======== Dataset content

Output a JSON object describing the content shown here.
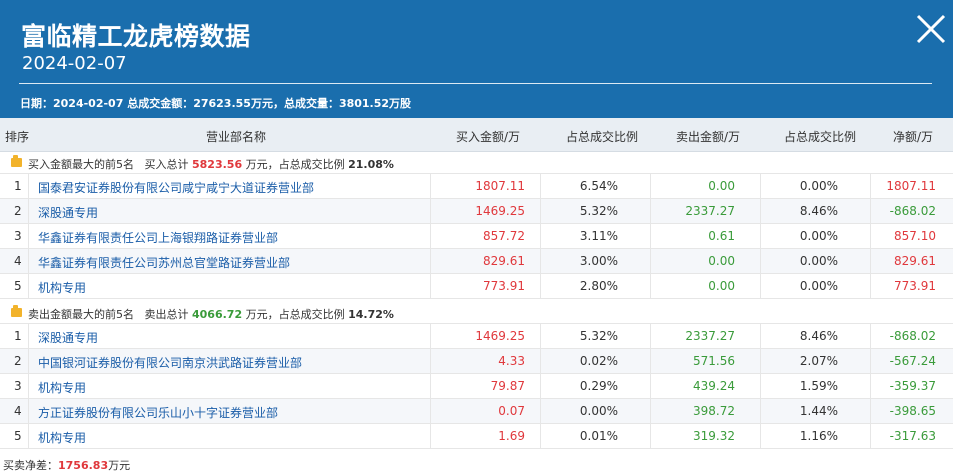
{
  "header": {
    "title": "富临精工龙虎榜数据",
    "date": "2024-02-07",
    "summary": "日期：2024-02-07 总成交金额：27623.55万元，总成交量：3801.52万股"
  },
  "columns": [
    "排序",
    "营业部名称",
    "买入金额/万",
    "占总成交比例",
    "卖出金额/万",
    "占总成交比例",
    "净额/万"
  ],
  "buy_group": {
    "label": "买入金额最大的前5名",
    "total_label": "买入总计",
    "total_value": "5823.56",
    "unit_label": "万元，占总成交比例",
    "ratio": "21.08%"
  },
  "buy_rows": [
    {
      "rank": "1",
      "name": "国泰君安证券股份有限公司咸宁咸宁大道证券营业部",
      "buy": "1807.11",
      "buy_pct": "6.54%",
      "sell": "0.00",
      "sell_pct": "0.00%",
      "net": "1807.11"
    },
    {
      "rank": "2",
      "name": "深股通专用",
      "buy": "1469.25",
      "buy_pct": "5.32%",
      "sell": "2337.27",
      "sell_pct": "8.46%",
      "net": "-868.02"
    },
    {
      "rank": "3",
      "name": "华鑫证券有限责任公司上海银翔路证券营业部",
      "buy": "857.72",
      "buy_pct": "3.11%",
      "sell": "0.61",
      "sell_pct": "0.00%",
      "net": "857.10"
    },
    {
      "rank": "4",
      "name": "华鑫证券有限责任公司苏州总官堂路证券营业部",
      "buy": "829.61",
      "buy_pct": "3.00%",
      "sell": "0.00",
      "sell_pct": "0.00%",
      "net": "829.61"
    },
    {
      "rank": "5",
      "name": "机构专用",
      "buy": "773.91",
      "buy_pct": "2.80%",
      "sell": "0.00",
      "sell_pct": "0.00%",
      "net": "773.91"
    }
  ],
  "sell_group": {
    "label": "卖出金额最大的前5名",
    "total_label": "卖出总计",
    "total_value": "4066.72",
    "unit_label": "万元，占总成交比例",
    "ratio": "14.72%"
  },
  "sell_rows": [
    {
      "rank": "1",
      "name": "深股通专用",
      "buy": "1469.25",
      "buy_pct": "5.32%",
      "sell": "2337.27",
      "sell_pct": "8.46%",
      "net": "-868.02"
    },
    {
      "rank": "2",
      "name": "中国银河证券股份有限公司南京洪武路证券营业部",
      "buy": "4.33",
      "buy_pct": "0.02%",
      "sell": "571.56",
      "sell_pct": "2.07%",
      "net": "-567.24"
    },
    {
      "rank": "3",
      "name": "机构专用",
      "buy": "79.87",
      "buy_pct": "0.29%",
      "sell": "439.24",
      "sell_pct": "1.59%",
      "net": "-359.37"
    },
    {
      "rank": "4",
      "name": "方正证券股份有限公司乐山小十字证券营业部",
      "buy": "0.07",
      "buy_pct": "0.00%",
      "sell": "398.72",
      "sell_pct": "1.44%",
      "net": "-398.65"
    },
    {
      "rank": "5",
      "name": "机构专用",
      "buy": "1.69",
      "buy_pct": "0.01%",
      "sell": "319.32",
      "sell_pct": "1.16%",
      "net": "-317.63"
    }
  ],
  "footer": {
    "label": "买卖净差：",
    "value": "1756.83",
    "unit": "万元"
  },
  "colors": {
    "header_bg": "#1a6ead",
    "up": "#e0383c",
    "down": "#3a9b3a",
    "link": "#1a5da8"
  },
  "icons": {
    "close": "close-icon",
    "group": "folder-icon"
  }
}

================

## Directions for this task
Leave the pictures out and reproduce all of the records exactly.

## Worked answer
Output a JSON object describing the content shown here.
{
  "header": {
    "title": "富临精工龙虎榜数据",
    "date": "2024-02-07",
    "summary": "日期：2024-02-07 总成交金额：27623.55万元，总成交量：3801.52万股"
  },
  "columns": [
    "排序",
    "营业部名称",
    "买入金额/万",
    "占总成交比例",
    "卖出金额/万",
    "占总成交比例",
    "净额/万"
  ],
  "buy_group": {
    "label": "买入金额最大的前5名",
    "total_label": "买入总计",
    "total_value": "5823.56",
    "unit_label": "万元，占总成交比例",
    "ratio": "21.08%"
  },
  "buy_rows": [
    {
      "rank": "1",
      "name": "国泰君安证券股份有限公司咸宁咸宁大道证券营业部",
      "buy": "1807.11",
      "buy_pct": "6.54%",
      "sell": "0.00",
      "sell_pct": "0.00%",
      "net": "1807.11"
    },
    {
      "rank": "2",
      "name": "深股通专用",
      "buy": "1469.25",
      "buy_pct": "5.32%",
      "sell": "2337.27",
      "sell_pct": "8.46%",
      "net": "-868.02"
    },
    {
      "rank": "3",
      "name": "华鑫证券有限责任公司上海银翔路证券营业部",
      "buy": "857.72",
      "buy_pct": "3.11%",
      "sell": "0.61",
      "sell_pct": "0.00%",
      "net": "857.10"
    },
    {
      "rank": "4",
      "name": "华鑫证券有限责任公司苏州总官堂路证券营业部",
      "buy": "829.61",
      "buy_pct": "3.00%",
      "sell": "0.00",
      "sell_pct": "0.00%",
      "net": "829.61"
    },
    {
      "rank": "5",
      "name": "机构专用",
      "buy": "773.91",
      "buy_pct": "2.80%",
      "sell": "0.00",
      "sell_pct": "0.00%",
      "net": "773.91"
    }
  ],
  "sell_group": {
    "label": "卖出金额最大的前5名",
    "total_label": "卖出总计",
    "total_value": "4066.72",
    "unit_label": "万元，占总成交比例",
    "ratio": "14.72%"
  },
  "sell_rows": [
    {
      "rank": "1",
      "name": "深股通专用",
      "buy": "1469.25",
      "buy_pct": "5.32%",
      "sell": "2337.27",
      "sell_pct": "8.46%",
      "net": "-868.02"
    },
    {
      "rank": "2",
      "name": "中国银河证券股份有限公司南京洪武路证券营业部",
      "buy": "4.33",
      "buy_pct": "0.02%",
      "sell": "571.56",
      "sell_pct": "2.07%",
      "net": "-567.24"
    },
    {
      "rank": "3",
      "name": "机构专用",
      "buy": "79.87",
      "buy_pct": "0.29%",
      "sell": "439.24",
      "sell_pct": "1.59%",
      "net": "-359.37"
    },
    {
      "rank": "4",
      "name": "方正证券股份有限公司乐山小十字证券营业部",
      "buy": "0.07",
      "buy_pct": "0.00%",
      "sell": "398.72",
      "sell_pct": "1.44%",
      "net": "-398.65"
    },
    {
      "rank": "5",
      "name": "机构专用",
      "buy": "1.69",
      "buy_pct": "0.01%",
      "sell": "319.32",
      "sell_pct": "1.16%",
      "net": "-317.63"
    }
  ],
  "footer": {
    "label": "买卖净差：",
    "value": "1756.83",
    "unit": "万元"
  },
  "colors": {
    "header_bg": "#1a6ead",
    "up": "#e0383c",
    "down": "#3a9b3a",
    "link": "#1a5da8"
  },
  "icons": {
    "close": "close-icon",
    "group": "folder-icon"
  }
}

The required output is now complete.